### ТЕКСТ ДЛЯ ЧТЕНИЯ
Поэту в свете подобных положений совершенно безразлично, как его назовут — лошадью ли, коровой ли — не в этом суть, и не на что тут обижаться, считает Ван Вэй, ибо это лишь внешняя форма:
Не стесняйся ты сравнивать меня с лошадью,Называй меня хоть коровой.
Ван Вэй недоумевает, почему, собственно, за столь сходные в своем понятии деяния такое сильное различие в оценке буддистами своих сторонников и конфуцианцев:
За распространение блага храм воздвигают буддистам,За стремление к гуманности смеются над Кунцю.
Не существует такого учения, рассуждает Ван Вэй, для овладения которым не нужно было бы приложить определенных усилий для развития и совершенствования. А при желании в любом учении можно обнаружить изъяны и несовершенства, и тем паче неблагодарна задача тех теоретиков буддийского учения, кто столь усложнил его самыми разноречивыми положениями:
На какой это речной переправе не нужно веслами грести?На какой дороге не ломается оглобля?
Кстати сказать, последователи дхармы и мыслителиЗачем воздвигли столько препятствий совершенствующимся?
Но как бы там ни было, а все пустоцветы и деревья независимо от людей растут и размножаются согласно своим законам, данным природой:
Пустоцветы растут пучками или врассыпную,Деревья ж растут редко иль густо.
Появление всякой суетной мысли осуждается буддистами, а это положение не устраивает Ван Вэя, ведь тогда все окружающее не будет восприниматься, в том числе и милая его сердцу прекрасная природа:
А когда мысль исчезнет — ничто не может быть замеченным,Рождение всякой мысли осуждается за стремление к бытию.

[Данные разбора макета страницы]
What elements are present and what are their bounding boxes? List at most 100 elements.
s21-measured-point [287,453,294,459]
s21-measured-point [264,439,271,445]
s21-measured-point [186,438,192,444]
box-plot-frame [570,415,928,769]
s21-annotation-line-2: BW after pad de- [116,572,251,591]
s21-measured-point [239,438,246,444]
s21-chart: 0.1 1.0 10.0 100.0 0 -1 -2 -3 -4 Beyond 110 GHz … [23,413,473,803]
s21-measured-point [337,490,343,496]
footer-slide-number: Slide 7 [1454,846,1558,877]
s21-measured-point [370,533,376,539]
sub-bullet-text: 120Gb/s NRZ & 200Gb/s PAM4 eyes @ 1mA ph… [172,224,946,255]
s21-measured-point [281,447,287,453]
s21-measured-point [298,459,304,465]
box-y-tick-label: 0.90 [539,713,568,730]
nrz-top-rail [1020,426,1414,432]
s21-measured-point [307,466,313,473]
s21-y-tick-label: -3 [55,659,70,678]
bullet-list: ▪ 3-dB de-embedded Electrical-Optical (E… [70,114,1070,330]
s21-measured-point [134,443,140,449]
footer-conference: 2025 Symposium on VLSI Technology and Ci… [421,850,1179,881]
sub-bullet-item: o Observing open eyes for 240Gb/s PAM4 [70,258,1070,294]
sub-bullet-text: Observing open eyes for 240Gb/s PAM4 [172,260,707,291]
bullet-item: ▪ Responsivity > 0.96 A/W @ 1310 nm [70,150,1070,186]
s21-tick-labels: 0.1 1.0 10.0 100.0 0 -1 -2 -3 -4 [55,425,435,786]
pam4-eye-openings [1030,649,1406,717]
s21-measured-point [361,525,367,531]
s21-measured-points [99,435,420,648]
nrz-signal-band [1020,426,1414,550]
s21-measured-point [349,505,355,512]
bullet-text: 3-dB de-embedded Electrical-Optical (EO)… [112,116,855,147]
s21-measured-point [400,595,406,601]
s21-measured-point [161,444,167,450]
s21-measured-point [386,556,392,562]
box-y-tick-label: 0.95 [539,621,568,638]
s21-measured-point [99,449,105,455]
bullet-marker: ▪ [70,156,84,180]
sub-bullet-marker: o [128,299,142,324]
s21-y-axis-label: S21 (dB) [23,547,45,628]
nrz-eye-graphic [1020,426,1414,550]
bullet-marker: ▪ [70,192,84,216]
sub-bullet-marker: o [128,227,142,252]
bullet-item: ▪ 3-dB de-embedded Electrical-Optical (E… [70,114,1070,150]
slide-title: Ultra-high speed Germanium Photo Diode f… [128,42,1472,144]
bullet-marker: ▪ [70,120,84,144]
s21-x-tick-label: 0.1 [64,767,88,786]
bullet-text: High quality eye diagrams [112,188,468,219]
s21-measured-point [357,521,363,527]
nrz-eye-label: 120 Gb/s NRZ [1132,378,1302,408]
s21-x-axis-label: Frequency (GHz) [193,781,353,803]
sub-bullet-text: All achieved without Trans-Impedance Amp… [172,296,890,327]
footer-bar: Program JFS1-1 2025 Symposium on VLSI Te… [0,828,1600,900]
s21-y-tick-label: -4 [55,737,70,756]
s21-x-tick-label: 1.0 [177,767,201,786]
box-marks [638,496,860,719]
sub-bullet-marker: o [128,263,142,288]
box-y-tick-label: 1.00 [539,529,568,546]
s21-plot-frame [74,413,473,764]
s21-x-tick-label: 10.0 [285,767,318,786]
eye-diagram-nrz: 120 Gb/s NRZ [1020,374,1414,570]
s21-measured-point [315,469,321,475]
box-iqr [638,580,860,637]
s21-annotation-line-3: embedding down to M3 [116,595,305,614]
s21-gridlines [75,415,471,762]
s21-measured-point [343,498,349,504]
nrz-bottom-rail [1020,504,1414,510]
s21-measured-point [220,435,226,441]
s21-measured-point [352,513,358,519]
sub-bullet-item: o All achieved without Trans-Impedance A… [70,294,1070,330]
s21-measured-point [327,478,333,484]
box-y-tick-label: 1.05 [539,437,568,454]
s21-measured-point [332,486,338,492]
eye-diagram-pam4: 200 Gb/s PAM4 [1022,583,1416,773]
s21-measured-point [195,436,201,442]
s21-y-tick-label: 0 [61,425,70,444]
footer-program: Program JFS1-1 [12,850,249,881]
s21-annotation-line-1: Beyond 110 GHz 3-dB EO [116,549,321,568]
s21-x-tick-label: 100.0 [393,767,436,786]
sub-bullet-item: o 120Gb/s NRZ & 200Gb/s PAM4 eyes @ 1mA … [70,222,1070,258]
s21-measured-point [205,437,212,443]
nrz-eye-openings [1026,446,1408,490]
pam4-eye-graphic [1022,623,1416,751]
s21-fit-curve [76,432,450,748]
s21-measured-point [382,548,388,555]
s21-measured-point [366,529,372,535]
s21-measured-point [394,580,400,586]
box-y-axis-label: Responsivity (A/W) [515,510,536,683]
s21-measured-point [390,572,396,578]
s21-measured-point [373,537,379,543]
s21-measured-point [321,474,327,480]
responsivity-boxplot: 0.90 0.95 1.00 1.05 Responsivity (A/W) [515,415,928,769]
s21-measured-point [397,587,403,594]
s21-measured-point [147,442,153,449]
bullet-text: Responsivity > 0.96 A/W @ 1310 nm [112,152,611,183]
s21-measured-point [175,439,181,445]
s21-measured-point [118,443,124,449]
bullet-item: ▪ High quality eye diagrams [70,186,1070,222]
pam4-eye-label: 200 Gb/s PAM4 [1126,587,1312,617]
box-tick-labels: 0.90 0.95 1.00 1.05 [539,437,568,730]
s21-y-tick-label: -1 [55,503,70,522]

### ЦЕЛЬ ЗАДАНИЯ
Перепечатайте без изменений часть текста о Ван Вэе: начните со слов "Но как бы там" и остановитесь после слов "редко иль густо.". Записи никак не связаны с текстом о Ван Вэе.

### ОТВЕТ
Но как бы там ни было, а все пустоцветы и деревья независимо от людей растут и размножаются согласно своим законам, данным природой:
Пустоцветы растут пучками или врассыпную,Деревья ж растут редко иль густо.